>> start Entries shown
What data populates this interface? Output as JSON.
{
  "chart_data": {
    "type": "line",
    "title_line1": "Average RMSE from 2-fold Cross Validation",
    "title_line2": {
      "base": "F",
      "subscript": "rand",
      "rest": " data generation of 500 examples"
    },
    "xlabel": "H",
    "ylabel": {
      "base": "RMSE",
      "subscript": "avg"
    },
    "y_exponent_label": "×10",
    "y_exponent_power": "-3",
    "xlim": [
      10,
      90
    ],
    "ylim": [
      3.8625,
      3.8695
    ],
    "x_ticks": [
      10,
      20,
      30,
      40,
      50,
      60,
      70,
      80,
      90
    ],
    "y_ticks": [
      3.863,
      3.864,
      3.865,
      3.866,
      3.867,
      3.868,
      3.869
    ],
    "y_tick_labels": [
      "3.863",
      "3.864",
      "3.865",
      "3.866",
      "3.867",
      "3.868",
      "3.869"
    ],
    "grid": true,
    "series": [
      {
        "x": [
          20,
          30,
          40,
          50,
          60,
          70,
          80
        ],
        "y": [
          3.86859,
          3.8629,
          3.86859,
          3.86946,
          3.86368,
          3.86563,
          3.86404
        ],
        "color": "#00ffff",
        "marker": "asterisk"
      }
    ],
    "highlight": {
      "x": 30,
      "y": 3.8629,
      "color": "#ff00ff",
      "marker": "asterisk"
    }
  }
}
>> end Entries shown
**Directions for this task**
Word for word, quote all of the data above.

**The answer**
What data populates this interface? Output as JSON.
{
  "chart_data": {
    "type": "line",
    "title_line1": "Average RMSE from 2-fold Cross Validation",
    "title_line2": {
      "base": "F",
      "subscript": "rand",
      "rest": " data generation of 500 examples"
    },
    "xlabel": "H",
    "ylabel": {
      "base": "RMSE",
      "subscript": "avg"
    },
    "y_exponent_label": "×10",
    "y_exponent_power": "-3",
    "xlim": [
      10,
      90
    ],
    "ylim": [
      3.8625,
      3.8695
    ],
    "x_ticks": [
      10,
      20,
      30,
      40,
      50,
      60,
      70,
      80,
      90
    ],
    "y_ticks": [
      3.863,
      3.864,
      3.865,
      3.866,
      3.867,
      3.868,
      3.869
    ],
    "y_tick_labels": [
      "3.863",
      "3.864",
      "3.865",
      "3.866",
      "3.867",
      "3.868",
      "3.869"
    ],
    "grid": true,
    "series": [
      {
        "x": [
          20,
          30,
          40,
          50,
          60,
          70,
          80
        ],
        "y": [
          3.86859,
          3.8629,
          3.86859,
          3.86946,
          3.86368,
          3.86563,
          3.86404
        ],
        "color": "#00ffff",
        "marker": "asterisk"
      }
    ],
    "highlight": {
      "x": 30,
      "y": 3.8629,
      "color": "#ff00ff",
      "marker": "asterisk"
    }
  }
}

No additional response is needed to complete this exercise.